**EXERCISE AIM:** Repeat exactly the lines from the line containing "Output the text content of this document." through the last line of the records below, inclusive, and nothing else.

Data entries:
=====
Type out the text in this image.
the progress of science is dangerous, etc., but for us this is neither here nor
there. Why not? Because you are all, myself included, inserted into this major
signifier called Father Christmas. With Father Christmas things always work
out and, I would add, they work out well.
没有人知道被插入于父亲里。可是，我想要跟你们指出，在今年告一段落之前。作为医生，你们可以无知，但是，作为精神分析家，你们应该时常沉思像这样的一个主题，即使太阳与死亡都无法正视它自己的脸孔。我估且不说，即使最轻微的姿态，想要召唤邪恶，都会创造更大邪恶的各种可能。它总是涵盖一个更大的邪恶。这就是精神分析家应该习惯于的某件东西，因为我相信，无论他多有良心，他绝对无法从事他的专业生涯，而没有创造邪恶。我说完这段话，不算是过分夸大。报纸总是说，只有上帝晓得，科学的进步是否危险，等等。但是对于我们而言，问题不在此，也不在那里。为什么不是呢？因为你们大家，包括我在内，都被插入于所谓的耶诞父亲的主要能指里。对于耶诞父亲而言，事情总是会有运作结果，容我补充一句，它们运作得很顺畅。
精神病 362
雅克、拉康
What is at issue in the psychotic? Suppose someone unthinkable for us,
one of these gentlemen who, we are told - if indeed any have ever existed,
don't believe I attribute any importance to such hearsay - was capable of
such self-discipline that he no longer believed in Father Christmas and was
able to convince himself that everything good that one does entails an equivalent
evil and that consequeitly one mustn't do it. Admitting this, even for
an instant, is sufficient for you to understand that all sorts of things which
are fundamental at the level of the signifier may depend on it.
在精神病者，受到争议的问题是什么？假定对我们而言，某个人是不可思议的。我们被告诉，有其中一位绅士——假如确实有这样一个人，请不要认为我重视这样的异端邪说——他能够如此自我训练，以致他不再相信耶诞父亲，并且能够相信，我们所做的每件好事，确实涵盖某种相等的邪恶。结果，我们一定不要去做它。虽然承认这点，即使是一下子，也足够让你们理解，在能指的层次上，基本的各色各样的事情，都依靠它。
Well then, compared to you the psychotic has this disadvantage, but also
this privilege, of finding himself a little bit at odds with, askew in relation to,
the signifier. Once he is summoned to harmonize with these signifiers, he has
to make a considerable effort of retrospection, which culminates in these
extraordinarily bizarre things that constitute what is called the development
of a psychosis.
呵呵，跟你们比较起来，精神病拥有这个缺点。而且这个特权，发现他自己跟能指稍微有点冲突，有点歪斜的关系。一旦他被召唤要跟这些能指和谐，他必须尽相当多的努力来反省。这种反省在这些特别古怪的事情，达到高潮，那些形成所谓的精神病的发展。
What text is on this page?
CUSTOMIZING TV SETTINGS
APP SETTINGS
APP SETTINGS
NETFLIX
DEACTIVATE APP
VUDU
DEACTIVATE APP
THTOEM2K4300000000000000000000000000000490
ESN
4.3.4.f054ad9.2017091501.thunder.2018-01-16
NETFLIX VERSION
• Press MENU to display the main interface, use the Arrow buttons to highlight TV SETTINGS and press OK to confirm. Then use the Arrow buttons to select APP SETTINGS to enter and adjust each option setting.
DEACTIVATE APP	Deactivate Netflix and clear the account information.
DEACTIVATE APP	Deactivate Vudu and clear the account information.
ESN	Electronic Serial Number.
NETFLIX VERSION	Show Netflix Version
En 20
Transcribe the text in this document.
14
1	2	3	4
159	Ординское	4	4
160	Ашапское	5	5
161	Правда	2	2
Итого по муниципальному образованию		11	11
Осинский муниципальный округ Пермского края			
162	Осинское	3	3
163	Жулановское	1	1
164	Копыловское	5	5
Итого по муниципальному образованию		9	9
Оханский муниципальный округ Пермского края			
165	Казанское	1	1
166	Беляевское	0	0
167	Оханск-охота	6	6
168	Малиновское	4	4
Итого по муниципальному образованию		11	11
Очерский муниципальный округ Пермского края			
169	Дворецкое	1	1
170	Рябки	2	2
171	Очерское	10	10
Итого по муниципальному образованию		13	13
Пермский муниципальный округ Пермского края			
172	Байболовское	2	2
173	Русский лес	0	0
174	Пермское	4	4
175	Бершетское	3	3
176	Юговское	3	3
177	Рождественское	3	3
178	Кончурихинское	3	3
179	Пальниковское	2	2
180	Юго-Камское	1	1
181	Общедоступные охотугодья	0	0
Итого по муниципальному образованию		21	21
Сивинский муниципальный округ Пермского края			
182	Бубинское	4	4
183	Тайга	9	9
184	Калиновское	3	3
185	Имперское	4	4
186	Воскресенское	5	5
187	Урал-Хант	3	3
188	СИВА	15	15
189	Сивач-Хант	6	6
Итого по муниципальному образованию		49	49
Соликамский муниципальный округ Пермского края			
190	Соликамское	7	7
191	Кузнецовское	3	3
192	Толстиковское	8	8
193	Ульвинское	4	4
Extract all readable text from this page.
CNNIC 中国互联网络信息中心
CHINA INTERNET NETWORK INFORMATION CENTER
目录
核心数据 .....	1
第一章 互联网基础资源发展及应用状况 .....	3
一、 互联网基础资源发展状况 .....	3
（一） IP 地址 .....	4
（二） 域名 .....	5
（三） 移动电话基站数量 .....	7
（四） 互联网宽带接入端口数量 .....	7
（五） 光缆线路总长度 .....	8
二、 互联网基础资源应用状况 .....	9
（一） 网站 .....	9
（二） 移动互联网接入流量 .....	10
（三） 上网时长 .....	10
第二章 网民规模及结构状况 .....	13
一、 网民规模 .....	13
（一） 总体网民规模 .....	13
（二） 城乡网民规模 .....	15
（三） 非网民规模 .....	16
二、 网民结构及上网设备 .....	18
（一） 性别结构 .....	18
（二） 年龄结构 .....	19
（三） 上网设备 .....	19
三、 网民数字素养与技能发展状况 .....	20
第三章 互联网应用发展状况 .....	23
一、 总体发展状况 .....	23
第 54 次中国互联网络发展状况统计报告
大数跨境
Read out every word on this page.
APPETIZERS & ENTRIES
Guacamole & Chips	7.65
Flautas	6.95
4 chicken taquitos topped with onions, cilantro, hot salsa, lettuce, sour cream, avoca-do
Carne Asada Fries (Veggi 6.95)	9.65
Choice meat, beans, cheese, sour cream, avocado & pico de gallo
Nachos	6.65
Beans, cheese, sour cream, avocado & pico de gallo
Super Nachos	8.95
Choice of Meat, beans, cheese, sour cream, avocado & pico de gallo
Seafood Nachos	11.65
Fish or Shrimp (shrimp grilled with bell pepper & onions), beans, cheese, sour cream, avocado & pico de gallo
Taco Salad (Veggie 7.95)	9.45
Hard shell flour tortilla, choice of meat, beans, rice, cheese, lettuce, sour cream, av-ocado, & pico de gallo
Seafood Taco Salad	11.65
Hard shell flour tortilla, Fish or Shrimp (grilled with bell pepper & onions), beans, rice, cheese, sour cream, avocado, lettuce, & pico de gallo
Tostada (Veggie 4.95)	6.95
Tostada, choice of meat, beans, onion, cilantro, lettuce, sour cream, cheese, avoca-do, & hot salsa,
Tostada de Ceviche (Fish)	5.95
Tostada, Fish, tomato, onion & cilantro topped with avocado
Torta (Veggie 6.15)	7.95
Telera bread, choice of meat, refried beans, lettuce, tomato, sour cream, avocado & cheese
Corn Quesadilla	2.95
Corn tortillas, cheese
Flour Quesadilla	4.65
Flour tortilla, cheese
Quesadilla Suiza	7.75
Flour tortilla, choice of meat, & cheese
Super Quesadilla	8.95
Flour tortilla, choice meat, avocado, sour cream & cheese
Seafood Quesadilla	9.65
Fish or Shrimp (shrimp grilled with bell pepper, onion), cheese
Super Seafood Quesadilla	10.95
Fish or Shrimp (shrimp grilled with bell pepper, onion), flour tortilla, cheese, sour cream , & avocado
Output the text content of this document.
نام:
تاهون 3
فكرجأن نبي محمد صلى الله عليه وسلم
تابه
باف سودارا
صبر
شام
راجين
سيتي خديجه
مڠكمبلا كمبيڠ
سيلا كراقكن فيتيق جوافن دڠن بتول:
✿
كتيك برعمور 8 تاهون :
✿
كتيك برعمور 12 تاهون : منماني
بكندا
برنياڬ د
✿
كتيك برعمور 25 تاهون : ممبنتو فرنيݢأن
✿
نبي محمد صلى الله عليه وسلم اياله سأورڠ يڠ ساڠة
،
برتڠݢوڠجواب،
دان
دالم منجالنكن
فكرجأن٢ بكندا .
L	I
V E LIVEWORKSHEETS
=====
**TASK SOLUTION:**
Output the text content of this document.
نام:
تاهون 3
فكرجأن نبي محمد صلى الله عليه وسلم
تابه
باف سودارا
صبر
شام
راجين
سيتي خديجه
مڠكمبلا كمبيڠ
سيلا كراقكن فيتيق جوافن دڠن بتول:
✿
كتيك برعمور 8 تاهون :
✿
كتيك برعمور 12 تاهون : منماني
بكندا
برنياڬ د
✿
كتيك برعمور 25 تاهون : ممبنتو فرنيݢأن
✿
نبي محمد صلى الله عليه وسلم اياله سأورڠ يڠ ساڠة
،
برتڠݢوڠجواب،
دان
دالم منجالنكن
فكرجأن٢ بكندا .
L	I
V E LIVEWORKSHEETS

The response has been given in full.